- Требуемое действие A
Где, согласно отрывку о прогулках по Петербургу, стоит собор с грузинской надписью на стене?
- Требуемое действие B
Выпишите дословно из отрывка о прогулках по Петербургу фрагмент, который открывается словами «Сам же сообщал» и завершается словами «у надгробных памятников.».
*** Текст упражнения
Сам же сообщал мне о Петропавловской крепости, о дворцах Царского Села, о «Самсоне» и других фонтанах Петродворца. Этот неразговорчивый человек буквально преображался, засыпал меня вопросами по истории города на Неве.

Через несколько дней мы встретились вновь для осмотра Петропавловской крепости. Его интересовали Монетный двор, камеры крепости, в которых томились декабристы, Чернышевский, Бакунин, Александр Ульянов, А. М. Горький. Потом мы с Яковом побывали в Петропавловском соборе у надгробных памятников.

Затем я повел его на Шестую линию Васильевского острова, где стоит собор с грузинской надписью на стене. Яков интересовался судьбой грузин, живших в старом Петербурге. Он видел во дворе Александро-Невской лавры надгробия над могилами грузинских академиков Тархан-Моуравова и других.
******
*** Исходные данные
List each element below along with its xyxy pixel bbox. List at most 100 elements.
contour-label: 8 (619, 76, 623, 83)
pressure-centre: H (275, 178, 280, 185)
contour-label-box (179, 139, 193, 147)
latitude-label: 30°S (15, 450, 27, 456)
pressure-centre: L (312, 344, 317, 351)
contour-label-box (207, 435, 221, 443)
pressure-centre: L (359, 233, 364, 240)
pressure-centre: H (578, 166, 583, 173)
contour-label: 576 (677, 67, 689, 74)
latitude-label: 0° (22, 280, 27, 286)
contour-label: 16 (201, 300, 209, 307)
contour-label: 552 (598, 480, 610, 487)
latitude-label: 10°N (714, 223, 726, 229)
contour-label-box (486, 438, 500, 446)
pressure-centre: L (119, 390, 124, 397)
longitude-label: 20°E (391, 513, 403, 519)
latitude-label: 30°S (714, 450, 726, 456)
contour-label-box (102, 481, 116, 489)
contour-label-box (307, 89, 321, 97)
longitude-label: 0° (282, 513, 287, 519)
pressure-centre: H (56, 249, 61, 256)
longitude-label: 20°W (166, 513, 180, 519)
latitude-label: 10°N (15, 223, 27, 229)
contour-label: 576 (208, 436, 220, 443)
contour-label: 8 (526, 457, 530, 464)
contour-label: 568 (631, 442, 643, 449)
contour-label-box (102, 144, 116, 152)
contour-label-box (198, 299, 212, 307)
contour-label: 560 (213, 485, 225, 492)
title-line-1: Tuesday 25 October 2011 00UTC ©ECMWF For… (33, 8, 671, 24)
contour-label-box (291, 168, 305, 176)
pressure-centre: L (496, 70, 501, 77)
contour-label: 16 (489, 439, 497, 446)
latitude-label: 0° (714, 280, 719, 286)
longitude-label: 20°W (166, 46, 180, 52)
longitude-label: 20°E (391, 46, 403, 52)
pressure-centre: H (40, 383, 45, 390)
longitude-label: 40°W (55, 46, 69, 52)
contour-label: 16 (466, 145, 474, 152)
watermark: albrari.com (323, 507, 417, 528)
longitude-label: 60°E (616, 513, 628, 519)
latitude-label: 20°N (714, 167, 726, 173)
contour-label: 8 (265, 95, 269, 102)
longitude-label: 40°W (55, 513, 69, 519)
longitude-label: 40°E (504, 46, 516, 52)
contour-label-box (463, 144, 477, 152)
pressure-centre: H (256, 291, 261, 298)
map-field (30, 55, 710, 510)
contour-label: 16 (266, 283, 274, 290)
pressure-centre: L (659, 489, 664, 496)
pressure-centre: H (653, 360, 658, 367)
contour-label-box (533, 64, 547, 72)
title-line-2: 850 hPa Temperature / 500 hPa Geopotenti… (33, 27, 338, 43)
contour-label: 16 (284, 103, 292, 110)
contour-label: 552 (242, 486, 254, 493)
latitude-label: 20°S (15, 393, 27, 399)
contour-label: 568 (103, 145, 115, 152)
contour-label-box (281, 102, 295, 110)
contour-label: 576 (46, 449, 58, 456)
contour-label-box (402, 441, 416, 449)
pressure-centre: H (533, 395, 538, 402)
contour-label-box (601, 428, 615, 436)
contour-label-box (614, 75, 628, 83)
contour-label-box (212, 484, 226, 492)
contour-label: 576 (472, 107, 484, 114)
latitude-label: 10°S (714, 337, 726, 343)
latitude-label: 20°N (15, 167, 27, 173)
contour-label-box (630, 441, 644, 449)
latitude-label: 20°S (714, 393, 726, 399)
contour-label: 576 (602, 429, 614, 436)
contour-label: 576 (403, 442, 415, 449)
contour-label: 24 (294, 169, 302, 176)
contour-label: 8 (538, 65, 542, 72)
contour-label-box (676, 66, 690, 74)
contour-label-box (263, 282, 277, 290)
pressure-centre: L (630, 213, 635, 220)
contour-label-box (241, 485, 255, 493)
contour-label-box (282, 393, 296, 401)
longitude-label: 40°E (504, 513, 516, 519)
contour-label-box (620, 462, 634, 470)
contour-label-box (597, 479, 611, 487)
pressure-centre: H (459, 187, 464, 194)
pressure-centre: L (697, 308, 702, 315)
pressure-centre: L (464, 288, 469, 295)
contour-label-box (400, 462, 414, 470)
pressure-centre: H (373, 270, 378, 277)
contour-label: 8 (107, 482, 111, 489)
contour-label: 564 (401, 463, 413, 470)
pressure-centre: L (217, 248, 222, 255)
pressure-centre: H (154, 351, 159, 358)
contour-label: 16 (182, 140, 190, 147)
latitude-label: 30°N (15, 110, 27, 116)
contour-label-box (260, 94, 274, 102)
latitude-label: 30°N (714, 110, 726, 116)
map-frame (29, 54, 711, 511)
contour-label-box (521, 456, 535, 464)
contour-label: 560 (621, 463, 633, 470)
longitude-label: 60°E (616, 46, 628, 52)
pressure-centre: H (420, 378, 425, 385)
******
- Результат выполнения A
На Шестой линии Васильевского острова.

- Результат выполнения B
Сам же сообщал мне о Петропавловской крепости, о дворцах Царского Села, о «Самсоне» и других фонтанах Петродворца. Этот неразговорчивый человек буквально преображался, засыпал меня вопросами по истории города на Неве.

Через несколько дней мы встретились вновь для осмотра Петропавловской крепости. Его интересовали Монетный двор, камеры крепости, в которых томились декабристы, Чернышевский, Бакунин, Александр Ульянов, А. М. Горький. Потом мы с Яковом побывали в Петропавловском соборе у надгробных памятников.